-------- DATA SHOWN --------

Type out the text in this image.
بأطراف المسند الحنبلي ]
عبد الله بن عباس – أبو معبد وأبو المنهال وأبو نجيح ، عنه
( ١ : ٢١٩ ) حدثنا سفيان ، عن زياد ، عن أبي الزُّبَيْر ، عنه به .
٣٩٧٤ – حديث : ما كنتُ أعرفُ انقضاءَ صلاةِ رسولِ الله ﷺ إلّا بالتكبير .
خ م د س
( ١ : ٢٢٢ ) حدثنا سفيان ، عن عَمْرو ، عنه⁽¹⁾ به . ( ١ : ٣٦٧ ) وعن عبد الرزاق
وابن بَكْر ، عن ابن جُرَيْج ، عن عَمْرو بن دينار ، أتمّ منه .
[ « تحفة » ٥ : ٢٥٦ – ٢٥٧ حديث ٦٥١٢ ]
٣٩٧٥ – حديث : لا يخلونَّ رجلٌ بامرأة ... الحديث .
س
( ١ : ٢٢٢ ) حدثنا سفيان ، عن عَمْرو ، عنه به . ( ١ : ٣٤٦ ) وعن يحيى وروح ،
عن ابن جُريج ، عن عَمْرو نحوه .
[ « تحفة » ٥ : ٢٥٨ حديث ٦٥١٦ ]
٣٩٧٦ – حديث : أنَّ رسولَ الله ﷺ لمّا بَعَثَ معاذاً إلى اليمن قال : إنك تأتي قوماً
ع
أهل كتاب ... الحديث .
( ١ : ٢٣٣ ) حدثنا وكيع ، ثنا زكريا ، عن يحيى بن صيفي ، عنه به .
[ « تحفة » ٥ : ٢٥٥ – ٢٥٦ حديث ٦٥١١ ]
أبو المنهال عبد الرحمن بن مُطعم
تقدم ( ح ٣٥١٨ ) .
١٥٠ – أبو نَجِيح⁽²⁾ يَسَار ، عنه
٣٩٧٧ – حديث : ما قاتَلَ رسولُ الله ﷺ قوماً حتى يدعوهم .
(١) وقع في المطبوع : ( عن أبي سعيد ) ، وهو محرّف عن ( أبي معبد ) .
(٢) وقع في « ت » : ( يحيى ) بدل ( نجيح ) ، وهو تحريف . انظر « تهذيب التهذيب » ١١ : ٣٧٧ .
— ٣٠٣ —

--------

> TASK GOAL
Find the word "يحيى" in the entries, and copy every line it shows up in.

> RESULT BELOW
( ١ : ٢٢٢ ) حدثنا سفيان ، عن عَمْرو ، عنه به . ( ١ : ٣٤٦ ) وعن يحيى وروح ،
( ١ : ٢٣٣ ) حدثنا وكيع ، ثنا زكريا ، عن يحيى بن صيفي ، عنه به .
(٢) وقع في « ت » : ( يحيى ) بدل ( نجيح ) ، وهو تحريف . انظر « تهذيب التهذيب » ١١ : ٣٧٧ .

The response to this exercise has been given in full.